### Exercise input:
▼

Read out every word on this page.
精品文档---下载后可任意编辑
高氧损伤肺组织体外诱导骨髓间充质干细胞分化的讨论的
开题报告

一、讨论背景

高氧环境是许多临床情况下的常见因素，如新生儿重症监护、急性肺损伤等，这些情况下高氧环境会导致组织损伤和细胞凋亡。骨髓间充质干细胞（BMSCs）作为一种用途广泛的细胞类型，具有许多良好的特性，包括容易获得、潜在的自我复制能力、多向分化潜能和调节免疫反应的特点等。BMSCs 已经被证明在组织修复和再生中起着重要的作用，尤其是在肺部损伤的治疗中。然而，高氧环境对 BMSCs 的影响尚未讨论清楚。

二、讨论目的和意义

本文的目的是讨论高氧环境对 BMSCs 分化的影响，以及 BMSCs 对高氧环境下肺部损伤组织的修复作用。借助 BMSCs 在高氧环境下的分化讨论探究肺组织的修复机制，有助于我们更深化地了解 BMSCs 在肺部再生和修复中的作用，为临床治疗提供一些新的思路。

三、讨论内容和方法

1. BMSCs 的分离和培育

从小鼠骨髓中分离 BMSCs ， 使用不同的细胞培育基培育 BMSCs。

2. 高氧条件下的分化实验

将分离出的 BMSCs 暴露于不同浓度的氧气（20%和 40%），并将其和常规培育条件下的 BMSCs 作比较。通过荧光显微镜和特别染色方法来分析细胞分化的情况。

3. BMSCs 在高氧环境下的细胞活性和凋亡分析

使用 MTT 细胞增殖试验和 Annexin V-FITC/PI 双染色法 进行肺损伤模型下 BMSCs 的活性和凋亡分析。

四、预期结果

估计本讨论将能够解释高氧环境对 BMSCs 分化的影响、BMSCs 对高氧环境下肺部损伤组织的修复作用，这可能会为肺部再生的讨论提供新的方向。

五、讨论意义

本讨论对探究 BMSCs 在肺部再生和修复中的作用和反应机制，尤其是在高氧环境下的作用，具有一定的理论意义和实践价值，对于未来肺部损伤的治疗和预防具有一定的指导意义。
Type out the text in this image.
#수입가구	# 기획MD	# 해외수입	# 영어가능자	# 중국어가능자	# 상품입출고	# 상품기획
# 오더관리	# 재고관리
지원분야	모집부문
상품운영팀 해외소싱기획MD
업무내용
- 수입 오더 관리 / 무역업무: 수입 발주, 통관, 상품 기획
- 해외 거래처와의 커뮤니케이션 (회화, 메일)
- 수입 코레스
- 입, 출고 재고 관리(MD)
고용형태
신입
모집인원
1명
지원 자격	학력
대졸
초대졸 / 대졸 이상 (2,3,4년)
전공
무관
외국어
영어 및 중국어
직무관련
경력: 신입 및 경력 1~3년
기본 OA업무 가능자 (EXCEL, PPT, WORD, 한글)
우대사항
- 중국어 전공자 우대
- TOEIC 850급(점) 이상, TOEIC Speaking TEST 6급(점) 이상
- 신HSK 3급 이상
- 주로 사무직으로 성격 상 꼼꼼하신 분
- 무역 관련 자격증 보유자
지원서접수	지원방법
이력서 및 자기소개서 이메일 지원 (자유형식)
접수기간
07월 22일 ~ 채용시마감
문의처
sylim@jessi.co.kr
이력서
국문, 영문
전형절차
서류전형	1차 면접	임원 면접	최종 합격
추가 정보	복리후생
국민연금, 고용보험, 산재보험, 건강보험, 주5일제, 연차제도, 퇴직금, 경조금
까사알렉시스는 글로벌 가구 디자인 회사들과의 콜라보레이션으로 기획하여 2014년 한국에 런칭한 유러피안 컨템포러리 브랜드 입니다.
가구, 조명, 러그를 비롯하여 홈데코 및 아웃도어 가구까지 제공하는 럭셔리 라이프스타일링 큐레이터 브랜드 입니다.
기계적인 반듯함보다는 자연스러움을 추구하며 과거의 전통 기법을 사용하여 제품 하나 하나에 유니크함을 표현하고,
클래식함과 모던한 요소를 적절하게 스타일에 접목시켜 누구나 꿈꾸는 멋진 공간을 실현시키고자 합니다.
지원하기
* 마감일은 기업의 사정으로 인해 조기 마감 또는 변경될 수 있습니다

▲

### Required task:
Word for word, restate all of the data shown above.

### Response:
Read out every word on this page.
精品文档---下载后可任意编辑
高氧损伤肺组织体外诱导骨髓间充质干细胞分化的讨论的
开题报告

一、讨论背景

高氧环境是许多临床情况下的常见因素，如新生儿重症监护、急性肺损伤等，这些情况下高氧环境会导致组织损伤和细胞凋亡。骨髓间充质干细胞（BMSCs）作为一种用途广泛的细胞类型，具有许多良好的特性，包括容易获得、潜在的自我复制能力、多向分化潜能和调节免疫反应的特点等。BMSCs 已经被证明在组织修复和再生中起着重要的作用，尤其是在肺部损伤的治疗中。然而，高氧环境对 BMSCs 的影响尚未讨论清楚。

二、讨论目的和意义

本文的目的是讨论高氧环境对 BMSCs 分化的影响，以及 BMSCs 对高氧环境下肺部损伤组织的修复作用。借助 BMSCs 在高氧环境下的分化讨论探究肺组织的修复机制，有助于我们更深化地了解 BMSCs 在肺部再生和修复中的作用，为临床治疗提供一些新的思路。

三、讨论内容和方法

1. BMSCs 的分离和培育

从小鼠骨髓中分离 BMSCs ， 使用不同的细胞培育基培育 BMSCs。

2. 高氧条件下的分化实验

将分离出的 BMSCs 暴露于不同浓度的氧气（20%和 40%），并将其和常规培育条件下的 BMSCs 作比较。通过荧光显微镜和特别染色方法来分析细胞分化的情况。

3. BMSCs 在高氧环境下的细胞活性和凋亡分析

使用 MTT 细胞增殖试验和 Annexin V-FITC/PI 双染色法 进行肺损伤模型下 BMSCs 的活性和凋亡分析。

四、预期结果

估计本讨论将能够解释高氧环境对 BMSCs 分化的影响、BMSCs 对高氧环境下肺部损伤组织的修复作用，这可能会为肺部再生的讨论提供新的方向。

五、讨论意义

本讨论对探究 BMSCs 在肺部再生和修复中的作用和反应机制，尤其是在高氧环境下的作用，具有一定的理论意义和实践价值，对于未来肺部损伤的治疗和预防具有一定的指导意义。
Type out the text in this image.
#수입가구	# 기획MD	# 해외수입	# 영어가능자	# 중국어가능자	# 상품입출고	# 상품기획
# 오더관리	# 재고관리
지원분야	모집부문
상품운영팀 해외소싱기획MD
업무내용
- 수입 오더 관리 / 무역업무: 수입 발주, 통관, 상품 기획
- 해외 거래처와의 커뮤니케이션 (회화, 메일)
- 수입 코레스
- 입, 출고 재고 관리(MD)
고용형태
신입
모집인원
1명
지원 자격	학력
대졸
초대졸 / 대졸 이상 (2,3,4년)
전공
무관
외국어
영어 및 중국어
직무관련
경력: 신입 및 경력 1~3년
기본 OA업무 가능자 (EXCEL, PPT, WORD, 한글)
우대사항
- 중국어 전공자 우대
- TOEIC 850급(점) 이상, TOEIC Speaking TEST 6급(점) 이상
- 신HSK 3급 이상
- 주로 사무직으로 성격 상 꼼꼼하신 분
- 무역 관련 자격증 보유자
지원서접수	지원방법
이력서 및 자기소개서 이메일 지원 (자유형식)
접수기간
07월 22일 ~ 채용시마감
문의처
sylim@jessi.co.kr
이력서
국문, 영문
전형절차
서류전형	1차 면접	임원 면접	최종 합격
추가 정보	복리후생
국민연금, 고용보험, 산재보험, 건강보험, 주5일제, 연차제도, 퇴직금, 경조금
까사알렉시스는 글로벌 가구 디자인 회사들과의 콜라보레이션으로 기획하여 2014년 한국에 런칭한 유러피안 컨템포러리 브랜드 입니다.
가구, 조명, 러그를 비롯하여 홈데코 및 아웃도어 가구까지 제공하는 럭셔리 라이프스타일링 큐레이터 브랜드 입니다.
기계적인 반듯함보다는 자연스러움을 추구하며 과거의 전통 기법을 사용하여 제품 하나 하나에 유니크함을 표현하고,
클래식함과 모던한 요소를 적절하게 스타일에 접목시켜 누구나 꿈꾸는 멋진 공간을 실현시키고자 합니다.
지원하기
* 마감일은 기업의 사정으로 인해 조기 마감 또는 변경될 수 있습니다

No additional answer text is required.